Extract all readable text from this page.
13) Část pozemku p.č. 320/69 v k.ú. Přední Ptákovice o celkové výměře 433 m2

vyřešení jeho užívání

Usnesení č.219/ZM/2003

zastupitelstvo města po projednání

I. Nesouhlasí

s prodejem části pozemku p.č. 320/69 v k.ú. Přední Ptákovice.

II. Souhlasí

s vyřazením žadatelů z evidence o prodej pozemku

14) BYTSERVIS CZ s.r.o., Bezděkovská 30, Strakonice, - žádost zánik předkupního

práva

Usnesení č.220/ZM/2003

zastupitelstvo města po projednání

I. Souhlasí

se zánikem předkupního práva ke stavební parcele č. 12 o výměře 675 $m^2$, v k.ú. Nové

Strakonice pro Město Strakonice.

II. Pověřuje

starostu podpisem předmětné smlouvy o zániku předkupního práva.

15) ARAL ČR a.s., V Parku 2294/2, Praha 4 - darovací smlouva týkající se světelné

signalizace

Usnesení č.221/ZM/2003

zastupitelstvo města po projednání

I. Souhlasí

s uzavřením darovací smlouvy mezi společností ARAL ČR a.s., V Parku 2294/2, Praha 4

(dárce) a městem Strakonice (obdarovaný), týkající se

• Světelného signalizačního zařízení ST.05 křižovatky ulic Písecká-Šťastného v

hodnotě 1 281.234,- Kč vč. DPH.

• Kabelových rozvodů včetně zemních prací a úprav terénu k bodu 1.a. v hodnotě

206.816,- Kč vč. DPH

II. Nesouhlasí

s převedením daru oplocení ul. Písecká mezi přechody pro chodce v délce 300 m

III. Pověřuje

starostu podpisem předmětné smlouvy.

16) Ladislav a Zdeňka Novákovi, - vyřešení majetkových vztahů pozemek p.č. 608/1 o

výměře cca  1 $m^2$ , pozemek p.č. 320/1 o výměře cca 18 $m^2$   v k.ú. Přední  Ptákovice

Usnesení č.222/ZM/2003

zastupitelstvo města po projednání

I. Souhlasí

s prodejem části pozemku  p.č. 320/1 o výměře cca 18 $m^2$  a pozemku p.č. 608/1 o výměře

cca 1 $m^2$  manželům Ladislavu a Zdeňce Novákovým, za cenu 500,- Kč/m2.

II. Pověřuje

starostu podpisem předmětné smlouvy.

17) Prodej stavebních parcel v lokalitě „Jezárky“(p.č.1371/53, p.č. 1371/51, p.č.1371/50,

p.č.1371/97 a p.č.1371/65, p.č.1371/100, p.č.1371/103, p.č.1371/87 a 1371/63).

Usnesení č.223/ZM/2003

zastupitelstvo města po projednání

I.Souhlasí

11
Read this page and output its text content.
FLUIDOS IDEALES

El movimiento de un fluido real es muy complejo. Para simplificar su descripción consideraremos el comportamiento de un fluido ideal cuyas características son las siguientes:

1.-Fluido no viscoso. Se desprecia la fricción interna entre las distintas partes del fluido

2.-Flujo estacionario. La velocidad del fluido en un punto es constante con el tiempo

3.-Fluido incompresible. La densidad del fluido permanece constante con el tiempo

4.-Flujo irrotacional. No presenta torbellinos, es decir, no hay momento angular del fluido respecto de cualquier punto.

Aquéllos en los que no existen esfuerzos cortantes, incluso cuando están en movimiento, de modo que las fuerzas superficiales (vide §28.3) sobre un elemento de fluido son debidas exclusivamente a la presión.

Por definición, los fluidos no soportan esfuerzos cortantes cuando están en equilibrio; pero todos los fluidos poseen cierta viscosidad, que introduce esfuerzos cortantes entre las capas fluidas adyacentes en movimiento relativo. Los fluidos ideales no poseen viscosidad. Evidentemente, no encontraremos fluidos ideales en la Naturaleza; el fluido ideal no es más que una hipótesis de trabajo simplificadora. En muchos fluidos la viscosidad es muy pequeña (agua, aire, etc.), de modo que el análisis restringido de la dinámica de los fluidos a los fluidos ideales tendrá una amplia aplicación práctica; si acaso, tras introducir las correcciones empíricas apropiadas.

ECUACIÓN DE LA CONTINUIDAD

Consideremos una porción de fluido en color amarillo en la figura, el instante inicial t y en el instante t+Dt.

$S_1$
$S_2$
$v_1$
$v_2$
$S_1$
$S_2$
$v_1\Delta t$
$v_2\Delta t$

▬▬▬▬▬▬

→ What you are asked to do:
Write down the full listing again, exactly.

→ Answer to this problem:
Extract all readable text from this page.
13) Část pozemku p.č. 320/69 v k.ú. Přední Ptákovice o celkové výměře 433 m2

vyřešení jeho užívání

Usnesení č.219/ZM/2003

zastupitelstvo města po projednání

I. Nesouhlasí

s prodejem části pozemku p.č. 320/69 v k.ú. Přední Ptákovice.

II. Souhlasí

s vyřazením žadatelů z evidence o prodej pozemku

14) BYTSERVIS CZ s.r.o., Bezděkovská 30, Strakonice, - žádost zánik předkupního

práva

Usnesení č.220/ZM/2003

zastupitelstvo města po projednání

I. Souhlasí

se zánikem předkupního práva ke stavební parcele č. 12 o výměře 675 $m^2$, v k.ú. Nové

Strakonice pro Město Strakonice.

II. Pověřuje

starostu podpisem předmětné smlouvy o zániku předkupního práva.

15) ARAL ČR a.s., V Parku 2294/2, Praha 4 - darovací smlouva týkající se světelné

signalizace

Usnesení č.221/ZM/2003

zastupitelstvo města po projednání

I. Souhlasí

s uzavřením darovací smlouvy mezi společností ARAL ČR a.s., V Parku 2294/2, Praha 4

(dárce) a městem Strakonice (obdarovaný), týkající se

• Světelného signalizačního zařízení ST.05 křižovatky ulic Písecká-Šťastného v

hodnotě 1 281.234,- Kč vč. DPH.

• Kabelových rozvodů včetně zemních prací a úprav terénu k bodu 1.a. v hodnotě

206.816,- Kč vč. DPH

II. Nesouhlasí

s převedením daru oplocení ul. Písecká mezi přechody pro chodce v délce 300 m

III. Pověřuje

starostu podpisem předmětné smlouvy.

16) Ladislav a Zdeňka Novákovi, - vyřešení majetkových vztahů pozemek p.č. 608/1 o

výměře cca  1 $m^2$ , pozemek p.č. 320/1 o výměře cca 18 $m^2$   v k.ú. Přední  Ptákovice

Usnesení č.222/ZM/2003

zastupitelstvo města po projednání

I. Souhlasí

s prodejem části pozemku  p.č. 320/1 o výměře cca 18 $m^2$  a pozemku p.č. 608/1 o výměře

cca 1 $m^2$  manželům Ladislavu a Zdeňce Novákovým, za cenu 500,- Kč/m2.

II. Pověřuje

starostu podpisem předmětné smlouvy.

17) Prodej stavebních parcel v lokalitě „Jezárky“(p.č.1371/53, p.č. 1371/51, p.č.1371/50,

p.č.1371/97 a p.č.1371/65, p.č.1371/100, p.č.1371/103, p.č.1371/87 a 1371/63).

Usnesení č.223/ZM/2003

zastupitelstvo města po projednání

I.Souhlasí

11
Read this page and output its text content.
FLUIDOS IDEALES

El movimiento de un fluido real es muy complejo. Para simplificar su descripción consideraremos el comportamiento de un fluido ideal cuyas características son las siguientes:

1.-Fluido no viscoso. Se desprecia la fricción interna entre las distintas partes del fluido

2.-Flujo estacionario. La velocidad del fluido en un punto es constante con el tiempo

3.-Fluido incompresible. La densidad del fluido permanece constante con el tiempo

4.-Flujo irrotacional. No presenta torbellinos, es decir, no hay momento angular del fluido respecto de cualquier punto.

Aquéllos en los que no existen esfuerzos cortantes, incluso cuando están en movimiento, de modo que las fuerzas superficiales (vide §28.3) sobre un elemento de fluido son debidas exclusivamente a la presión.

Por definición, los fluidos no soportan esfuerzos cortantes cuando están en equilibrio; pero todos los fluidos poseen cierta viscosidad, que introduce esfuerzos cortantes entre las capas fluidas adyacentes en movimiento relativo. Los fluidos ideales no poseen viscosidad. Evidentemente, no encontraremos fluidos ideales en la Naturaleza; el fluido ideal no es más que una hipótesis de trabajo simplificadora. En muchos fluidos la viscosidad es muy pequeña (agua, aire, etc.), de modo que el análisis restringido de la dinámica de los fluidos a los fluidos ideales tendrá una amplia aplicación práctica; si acaso, tras introducir las correcciones empíricas apropiadas.

ECUACIÓN DE LA CONTINUIDAD

Consideremos una porción de fluido en color amarillo en la figura, el instante inicial t y en el instante t+Dt.

$S_1$
$S_2$
$v_1$
$v_2$
$S_1$
$S_2$
$v_1\Delta t$
$v_2\Delta t$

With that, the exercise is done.